TASK INSTRUCTIONS – All of the entries must be reproduced exactly, with no images carried over.

Figure record extracts
+-------+

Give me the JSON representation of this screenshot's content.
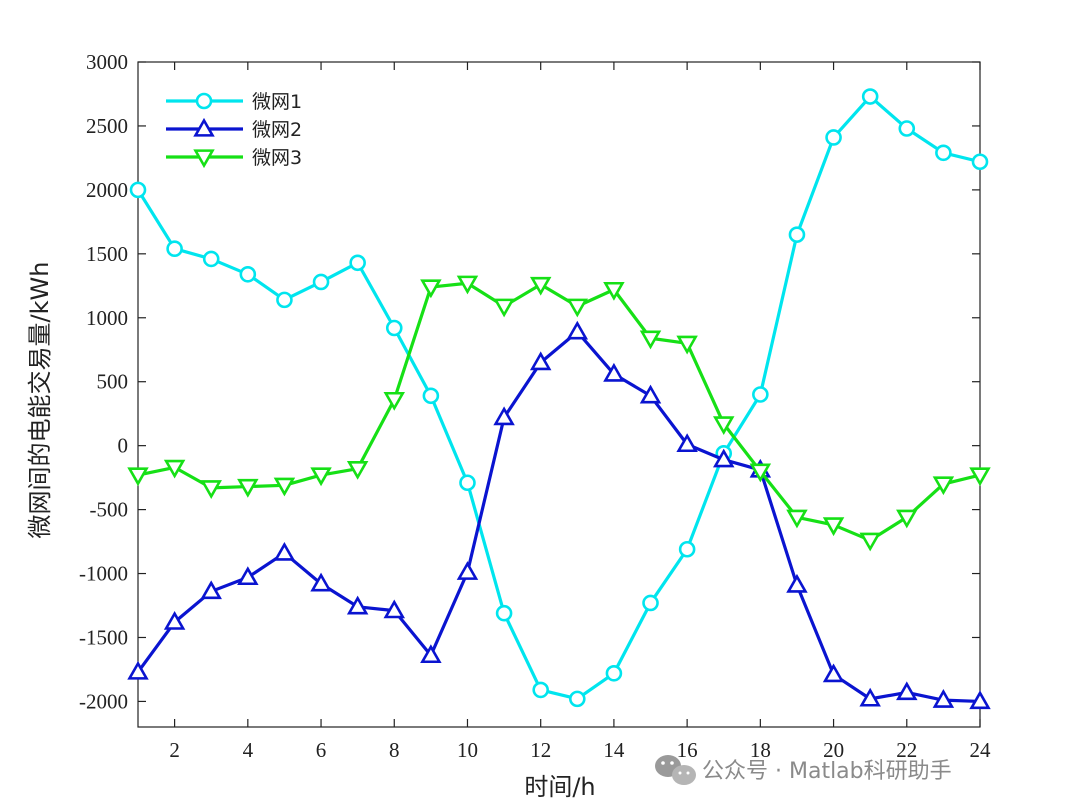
{
  "chart_data": {
    "type": "line",
    "xlabel": "时间/h",
    "ylabel": "微网间的电能交易量/kWh",
    "xlim": [
      1,
      24
    ],
    "ylim": [
      -2200,
      3000
    ],
    "xticks": [
      2,
      4,
      6,
      8,
      10,
      12,
      14,
      16,
      18,
      20,
      22,
      24
    ],
    "yticks": [
      -2000,
      -1500,
      -1000,
      -500,
      0,
      500,
      1000,
      1500,
      2000,
      2500,
      3000
    ],
    "legend_position": "top-left",
    "grid": false,
    "x": [
      1,
      2,
      3,
      4,
      5,
      6,
      7,
      8,
      9,
      10,
      11,
      12,
      13,
      14,
      15,
      16,
      17,
      18,
      19,
      20,
      21,
      22,
      23,
      24
    ],
    "series": [
      {
        "name": "微网1",
        "color": "#00e5ee",
        "marker": "circle",
        "values": [
          2000,
          1540,
          1460,
          1340,
          1140,
          1280,
          1430,
          920,
          390,
          -290,
          -1310,
          -1910,
          -1980,
          -1780,
          -1230,
          -810,
          -60,
          400,
          1650,
          2410,
          2730,
          2480,
          2290,
          2220
        ]
      },
      {
        "name": "微网2",
        "color": "#0a14d0",
        "marker": "triangle-up",
        "values": [
          -1770,
          -1380,
          -1140,
          -1030,
          -840,
          -1080,
          -1260,
          -1290,
          -1640,
          -990,
          220,
          650,
          890,
          560,
          390,
          10,
          -110,
          -190,
          -1090,
          -1790,
          -1980,
          -1930,
          -1990,
          -2000
        ]
      },
      {
        "name": "微网3",
        "color": "#16e016",
        "marker": "triangle-down",
        "values": [
          -230,
          -170,
          -330,
          -320,
          -310,
          -230,
          -180,
          360,
          1240,
          1270,
          1090,
          1260,
          1090,
          1220,
          840,
          800,
          170,
          -200,
          -560,
          -620,
          -740,
          -560,
          -300,
          -230
        ]
      }
    ]
  },
  "watermark": {
    "text": "公众号 · Matlab科研助手",
    "icon": "wechat-icon"
  }
}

+-------+

SOLUTION FOR THIS PROBLEM –
Give me the JSON representation of this screenshot's content.
{
  "chart_data": {
    "type": "line",
    "xlabel": "时间/h",
    "ylabel": "微网间的电能交易量/kWh",
    "xlim": [
      1,
      24
    ],
    "ylim": [
      -2200,
      3000
    ],
    "xticks": [
      2,
      4,
      6,
      8,
      10,
      12,
      14,
      16,
      18,
      20,
      22,
      24
    ],
    "yticks": [
      -2000,
      -1500,
      -1000,
      -500,
      0,
      500,
      1000,
      1500,
      2000,
      2500,
      3000
    ],
    "legend_position": "top-left",
    "grid": false,
    "x": [
      1,
      2,
      3,
      4,
      5,
      6,
      7,
      8,
      9,
      10,
      11,
      12,
      13,
      14,
      15,
      16,
      17,
      18,
      19,
      20,
      21,
      22,
      23,
      24
    ],
    "series": [
      {
        "name": "微网1",
        "color": "#00e5ee",
        "marker": "circle",
        "values": [
          2000,
          1540,
          1460,
          1340,
          1140,
          1280,
          1430,
          920,
          390,
          -290,
          -1310,
          -1910,
          -1980,
          -1780,
          -1230,
          -810,
          -60,
          400,
          1650,
          2410,
          2730,
          2480,
          2290,
          2220
        ]
      },
      {
        "name": "微网2",
        "color": "#0a14d0",
        "marker": "triangle-up",
        "values": [
          -1770,
          -1380,
          -1140,
          -1030,
          -840,
          -1080,
          -1260,
          -1290,
          -1640,
          -990,
          220,
          650,
          890,
          560,
          390,
          10,
          -110,
          -190,
          -1090,
          -1790,
          -1980,
          -1930,
          -1990,
          -2000
        ]
      },
      {
        "name": "微网3",
        "color": "#16e016",
        "marker": "triangle-down",
        "values": [
          -230,
          -170,
          -330,
          -320,
          -310,
          -230,
          -180,
          360,
          1240,
          1270,
          1090,
          1260,
          1090,
          1220,
          840,
          800,
          170,
          -200,
          -560,
          -620,
          -740,
          -560,
          -300,
          -230
        ]
      }
    ]
  },
  "watermark": {
    "text": "公众号 · Matlab科研助手",
    "icon": "wechat-icon"
  }
}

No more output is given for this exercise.